__WHAT TO DO__:
In the entries below, how many lines hold the string "content"? Give only the number.

__MATERIALS PROVIDED__:
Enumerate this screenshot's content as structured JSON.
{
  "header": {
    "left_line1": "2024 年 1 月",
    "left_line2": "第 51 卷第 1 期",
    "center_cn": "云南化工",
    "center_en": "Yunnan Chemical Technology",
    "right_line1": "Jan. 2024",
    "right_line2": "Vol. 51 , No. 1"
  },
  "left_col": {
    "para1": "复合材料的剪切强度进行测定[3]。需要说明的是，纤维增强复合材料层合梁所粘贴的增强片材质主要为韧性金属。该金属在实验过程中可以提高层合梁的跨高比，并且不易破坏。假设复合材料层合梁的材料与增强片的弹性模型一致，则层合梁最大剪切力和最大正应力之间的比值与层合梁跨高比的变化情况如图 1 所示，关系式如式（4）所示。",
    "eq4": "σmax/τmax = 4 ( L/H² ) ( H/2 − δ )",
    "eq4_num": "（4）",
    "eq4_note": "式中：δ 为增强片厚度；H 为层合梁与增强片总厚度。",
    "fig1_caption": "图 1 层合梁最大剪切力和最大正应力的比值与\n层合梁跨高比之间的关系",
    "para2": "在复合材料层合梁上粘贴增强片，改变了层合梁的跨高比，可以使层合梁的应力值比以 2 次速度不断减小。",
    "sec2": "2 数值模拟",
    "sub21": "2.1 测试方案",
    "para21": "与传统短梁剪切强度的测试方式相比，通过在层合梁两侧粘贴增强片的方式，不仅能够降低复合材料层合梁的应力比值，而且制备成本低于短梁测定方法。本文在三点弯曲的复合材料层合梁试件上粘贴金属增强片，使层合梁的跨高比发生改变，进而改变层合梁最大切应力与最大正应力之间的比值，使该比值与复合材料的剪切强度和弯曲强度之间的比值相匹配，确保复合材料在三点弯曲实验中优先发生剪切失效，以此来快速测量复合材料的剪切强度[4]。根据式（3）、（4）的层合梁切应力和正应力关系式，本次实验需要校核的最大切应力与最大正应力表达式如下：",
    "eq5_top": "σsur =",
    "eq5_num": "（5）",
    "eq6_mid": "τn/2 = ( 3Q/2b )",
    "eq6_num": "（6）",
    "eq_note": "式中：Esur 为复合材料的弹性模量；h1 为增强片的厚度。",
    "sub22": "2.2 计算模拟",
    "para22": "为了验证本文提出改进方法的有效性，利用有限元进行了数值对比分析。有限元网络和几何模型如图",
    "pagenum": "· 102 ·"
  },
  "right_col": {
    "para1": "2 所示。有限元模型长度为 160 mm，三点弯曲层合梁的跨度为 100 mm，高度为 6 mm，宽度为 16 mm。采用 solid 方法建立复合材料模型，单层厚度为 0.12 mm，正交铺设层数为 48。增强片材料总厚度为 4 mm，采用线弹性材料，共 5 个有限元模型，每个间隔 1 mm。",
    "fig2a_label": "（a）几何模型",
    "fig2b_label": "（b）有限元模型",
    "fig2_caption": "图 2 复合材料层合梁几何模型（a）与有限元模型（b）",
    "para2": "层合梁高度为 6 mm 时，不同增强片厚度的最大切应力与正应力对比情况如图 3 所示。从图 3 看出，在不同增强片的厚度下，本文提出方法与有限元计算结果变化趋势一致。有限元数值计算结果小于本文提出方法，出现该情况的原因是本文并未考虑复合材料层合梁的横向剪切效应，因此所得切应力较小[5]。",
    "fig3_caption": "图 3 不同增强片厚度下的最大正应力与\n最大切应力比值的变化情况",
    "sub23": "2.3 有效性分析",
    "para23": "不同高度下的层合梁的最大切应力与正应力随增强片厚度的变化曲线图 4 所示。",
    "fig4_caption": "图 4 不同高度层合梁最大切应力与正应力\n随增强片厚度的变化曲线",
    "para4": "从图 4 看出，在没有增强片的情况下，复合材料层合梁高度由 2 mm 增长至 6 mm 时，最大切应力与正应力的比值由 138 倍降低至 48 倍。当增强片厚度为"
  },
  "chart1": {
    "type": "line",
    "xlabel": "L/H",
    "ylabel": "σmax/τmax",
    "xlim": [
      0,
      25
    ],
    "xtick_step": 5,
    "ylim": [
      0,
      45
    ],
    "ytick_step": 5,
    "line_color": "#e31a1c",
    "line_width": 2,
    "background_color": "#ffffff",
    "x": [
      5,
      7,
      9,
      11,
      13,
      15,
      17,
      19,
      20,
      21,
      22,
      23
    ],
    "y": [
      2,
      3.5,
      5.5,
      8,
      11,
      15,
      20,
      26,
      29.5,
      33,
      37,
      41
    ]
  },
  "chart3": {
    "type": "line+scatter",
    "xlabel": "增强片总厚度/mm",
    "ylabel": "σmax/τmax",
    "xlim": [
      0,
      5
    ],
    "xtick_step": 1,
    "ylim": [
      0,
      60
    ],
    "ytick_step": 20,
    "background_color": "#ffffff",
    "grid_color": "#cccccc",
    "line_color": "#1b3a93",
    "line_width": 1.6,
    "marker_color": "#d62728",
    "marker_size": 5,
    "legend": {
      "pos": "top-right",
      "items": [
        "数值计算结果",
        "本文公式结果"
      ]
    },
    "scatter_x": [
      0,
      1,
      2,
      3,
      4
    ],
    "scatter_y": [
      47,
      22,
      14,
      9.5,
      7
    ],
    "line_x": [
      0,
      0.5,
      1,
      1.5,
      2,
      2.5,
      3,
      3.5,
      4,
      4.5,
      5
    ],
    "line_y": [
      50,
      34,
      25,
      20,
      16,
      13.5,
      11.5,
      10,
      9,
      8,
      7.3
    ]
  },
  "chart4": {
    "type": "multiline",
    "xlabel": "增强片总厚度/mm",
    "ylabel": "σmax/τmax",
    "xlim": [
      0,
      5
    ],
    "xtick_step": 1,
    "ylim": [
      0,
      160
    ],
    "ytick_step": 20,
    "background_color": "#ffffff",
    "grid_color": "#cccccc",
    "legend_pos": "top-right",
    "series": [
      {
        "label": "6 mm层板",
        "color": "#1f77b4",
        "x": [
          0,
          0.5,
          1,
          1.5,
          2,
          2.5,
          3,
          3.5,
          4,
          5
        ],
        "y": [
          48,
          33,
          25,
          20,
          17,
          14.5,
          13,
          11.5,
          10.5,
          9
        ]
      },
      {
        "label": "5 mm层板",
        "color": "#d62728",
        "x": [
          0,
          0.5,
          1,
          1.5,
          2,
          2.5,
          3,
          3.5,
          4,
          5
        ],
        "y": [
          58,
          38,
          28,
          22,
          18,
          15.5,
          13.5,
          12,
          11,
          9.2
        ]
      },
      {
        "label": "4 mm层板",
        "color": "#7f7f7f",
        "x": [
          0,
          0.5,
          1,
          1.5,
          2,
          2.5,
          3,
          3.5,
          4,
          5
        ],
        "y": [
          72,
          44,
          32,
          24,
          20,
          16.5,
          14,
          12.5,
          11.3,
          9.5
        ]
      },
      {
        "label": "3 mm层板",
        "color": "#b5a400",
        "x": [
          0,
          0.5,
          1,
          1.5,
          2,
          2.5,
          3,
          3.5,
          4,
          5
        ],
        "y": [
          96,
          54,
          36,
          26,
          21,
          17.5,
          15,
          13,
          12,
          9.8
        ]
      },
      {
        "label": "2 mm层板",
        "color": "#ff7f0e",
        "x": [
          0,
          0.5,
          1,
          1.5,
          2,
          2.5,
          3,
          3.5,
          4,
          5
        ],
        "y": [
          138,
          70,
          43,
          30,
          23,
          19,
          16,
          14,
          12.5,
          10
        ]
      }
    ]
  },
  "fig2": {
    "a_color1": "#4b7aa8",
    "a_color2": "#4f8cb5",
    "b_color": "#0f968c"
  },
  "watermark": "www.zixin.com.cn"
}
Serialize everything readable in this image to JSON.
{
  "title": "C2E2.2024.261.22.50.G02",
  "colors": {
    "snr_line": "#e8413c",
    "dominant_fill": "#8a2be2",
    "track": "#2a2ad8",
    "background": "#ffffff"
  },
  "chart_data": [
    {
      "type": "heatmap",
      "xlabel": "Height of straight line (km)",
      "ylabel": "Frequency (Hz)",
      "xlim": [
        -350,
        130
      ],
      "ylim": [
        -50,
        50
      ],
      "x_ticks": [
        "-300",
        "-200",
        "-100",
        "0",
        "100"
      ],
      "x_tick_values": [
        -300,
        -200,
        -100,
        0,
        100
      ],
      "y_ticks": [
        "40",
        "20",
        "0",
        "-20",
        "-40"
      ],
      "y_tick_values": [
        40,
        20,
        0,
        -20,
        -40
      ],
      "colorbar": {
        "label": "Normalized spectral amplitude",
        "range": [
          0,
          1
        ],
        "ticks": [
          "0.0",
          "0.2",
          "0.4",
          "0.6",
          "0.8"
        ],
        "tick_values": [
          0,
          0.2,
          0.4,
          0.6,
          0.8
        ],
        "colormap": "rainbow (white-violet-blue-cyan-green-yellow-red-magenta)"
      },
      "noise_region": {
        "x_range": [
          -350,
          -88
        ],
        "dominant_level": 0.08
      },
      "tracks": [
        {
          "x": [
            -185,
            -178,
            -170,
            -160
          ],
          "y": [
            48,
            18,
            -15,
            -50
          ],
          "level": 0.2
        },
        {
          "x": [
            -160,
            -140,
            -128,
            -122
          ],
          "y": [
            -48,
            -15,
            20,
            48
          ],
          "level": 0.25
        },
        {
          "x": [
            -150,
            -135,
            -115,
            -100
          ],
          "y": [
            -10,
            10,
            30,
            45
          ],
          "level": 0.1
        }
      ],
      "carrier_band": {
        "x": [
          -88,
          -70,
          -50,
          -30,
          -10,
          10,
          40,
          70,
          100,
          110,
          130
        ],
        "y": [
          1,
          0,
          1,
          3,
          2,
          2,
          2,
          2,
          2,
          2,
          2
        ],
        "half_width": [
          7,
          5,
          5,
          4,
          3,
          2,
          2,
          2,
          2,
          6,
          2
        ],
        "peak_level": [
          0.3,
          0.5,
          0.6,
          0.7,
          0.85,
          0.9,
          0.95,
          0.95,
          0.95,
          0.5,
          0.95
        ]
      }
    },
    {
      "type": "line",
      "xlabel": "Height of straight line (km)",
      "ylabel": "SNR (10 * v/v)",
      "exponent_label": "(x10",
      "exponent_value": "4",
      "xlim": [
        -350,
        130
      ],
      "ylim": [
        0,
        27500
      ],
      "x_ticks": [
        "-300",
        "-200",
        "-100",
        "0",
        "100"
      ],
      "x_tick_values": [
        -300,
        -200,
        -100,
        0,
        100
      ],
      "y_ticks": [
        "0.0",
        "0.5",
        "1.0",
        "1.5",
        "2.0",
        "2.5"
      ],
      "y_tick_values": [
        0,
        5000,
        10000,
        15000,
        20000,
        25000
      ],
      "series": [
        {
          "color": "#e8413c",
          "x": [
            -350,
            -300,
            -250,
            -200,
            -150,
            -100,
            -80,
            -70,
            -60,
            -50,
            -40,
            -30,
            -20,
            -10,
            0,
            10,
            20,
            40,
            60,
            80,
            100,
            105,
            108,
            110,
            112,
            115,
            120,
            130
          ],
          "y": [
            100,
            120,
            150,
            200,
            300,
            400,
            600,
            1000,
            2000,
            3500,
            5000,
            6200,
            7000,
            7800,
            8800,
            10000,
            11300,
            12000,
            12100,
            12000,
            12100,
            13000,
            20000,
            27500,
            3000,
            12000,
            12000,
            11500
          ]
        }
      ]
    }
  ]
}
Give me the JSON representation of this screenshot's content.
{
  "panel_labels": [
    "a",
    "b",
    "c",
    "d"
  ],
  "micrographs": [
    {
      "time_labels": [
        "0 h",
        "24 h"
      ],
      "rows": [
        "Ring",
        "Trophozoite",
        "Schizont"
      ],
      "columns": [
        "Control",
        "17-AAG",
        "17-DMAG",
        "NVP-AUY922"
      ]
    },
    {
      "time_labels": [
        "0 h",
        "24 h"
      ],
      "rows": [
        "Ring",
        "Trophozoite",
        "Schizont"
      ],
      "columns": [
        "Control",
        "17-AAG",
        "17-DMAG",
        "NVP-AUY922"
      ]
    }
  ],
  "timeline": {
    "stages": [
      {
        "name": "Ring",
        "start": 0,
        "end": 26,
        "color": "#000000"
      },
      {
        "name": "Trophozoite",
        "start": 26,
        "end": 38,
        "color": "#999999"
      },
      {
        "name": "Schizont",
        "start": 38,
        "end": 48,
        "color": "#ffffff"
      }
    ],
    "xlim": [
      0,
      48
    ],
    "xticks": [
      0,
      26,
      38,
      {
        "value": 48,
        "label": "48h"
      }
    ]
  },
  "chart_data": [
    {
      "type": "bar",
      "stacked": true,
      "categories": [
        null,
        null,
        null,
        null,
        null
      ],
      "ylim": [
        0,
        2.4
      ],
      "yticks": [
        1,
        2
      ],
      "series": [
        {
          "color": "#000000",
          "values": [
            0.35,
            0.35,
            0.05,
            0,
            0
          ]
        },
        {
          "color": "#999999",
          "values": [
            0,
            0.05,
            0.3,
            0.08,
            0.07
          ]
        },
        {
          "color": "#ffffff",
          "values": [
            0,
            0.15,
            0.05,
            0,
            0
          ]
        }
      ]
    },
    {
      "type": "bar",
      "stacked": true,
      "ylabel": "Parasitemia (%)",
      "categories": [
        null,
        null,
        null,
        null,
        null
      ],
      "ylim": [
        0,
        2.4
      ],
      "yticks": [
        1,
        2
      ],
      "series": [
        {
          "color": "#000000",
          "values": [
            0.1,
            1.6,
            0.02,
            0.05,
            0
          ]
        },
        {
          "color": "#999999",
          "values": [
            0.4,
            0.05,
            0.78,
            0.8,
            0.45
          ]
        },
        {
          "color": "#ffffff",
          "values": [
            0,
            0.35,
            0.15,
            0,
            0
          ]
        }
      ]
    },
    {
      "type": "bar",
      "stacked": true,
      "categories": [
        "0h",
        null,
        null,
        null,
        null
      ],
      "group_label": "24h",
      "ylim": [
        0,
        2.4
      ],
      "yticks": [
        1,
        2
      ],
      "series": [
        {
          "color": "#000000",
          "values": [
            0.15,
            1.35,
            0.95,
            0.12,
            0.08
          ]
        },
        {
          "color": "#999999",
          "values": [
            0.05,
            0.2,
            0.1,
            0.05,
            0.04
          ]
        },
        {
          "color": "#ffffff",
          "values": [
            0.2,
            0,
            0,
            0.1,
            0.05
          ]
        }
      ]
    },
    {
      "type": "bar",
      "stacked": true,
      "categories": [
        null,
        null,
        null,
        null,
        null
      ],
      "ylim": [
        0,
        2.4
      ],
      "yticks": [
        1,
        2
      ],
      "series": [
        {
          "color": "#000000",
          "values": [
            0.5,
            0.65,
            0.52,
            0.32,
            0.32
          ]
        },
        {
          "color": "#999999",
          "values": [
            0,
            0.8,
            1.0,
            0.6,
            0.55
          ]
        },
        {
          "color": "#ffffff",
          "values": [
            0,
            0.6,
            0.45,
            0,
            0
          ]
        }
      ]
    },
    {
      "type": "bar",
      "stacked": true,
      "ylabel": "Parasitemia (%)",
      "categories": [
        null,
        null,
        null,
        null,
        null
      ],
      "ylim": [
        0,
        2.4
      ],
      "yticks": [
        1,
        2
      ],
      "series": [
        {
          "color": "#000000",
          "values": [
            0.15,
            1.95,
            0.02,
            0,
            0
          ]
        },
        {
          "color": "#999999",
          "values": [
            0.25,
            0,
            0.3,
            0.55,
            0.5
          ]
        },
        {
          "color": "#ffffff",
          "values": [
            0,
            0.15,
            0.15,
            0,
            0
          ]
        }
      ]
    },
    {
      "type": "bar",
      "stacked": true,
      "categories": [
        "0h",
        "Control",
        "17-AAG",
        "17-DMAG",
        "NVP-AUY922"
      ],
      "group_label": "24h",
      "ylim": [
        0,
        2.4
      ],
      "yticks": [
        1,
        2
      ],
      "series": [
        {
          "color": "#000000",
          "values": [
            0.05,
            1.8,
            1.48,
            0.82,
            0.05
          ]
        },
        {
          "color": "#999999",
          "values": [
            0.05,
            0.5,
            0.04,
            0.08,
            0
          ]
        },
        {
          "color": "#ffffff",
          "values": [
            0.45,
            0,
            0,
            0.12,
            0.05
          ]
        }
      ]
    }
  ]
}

__SOLUTION TO THIS PROBLEM__:
2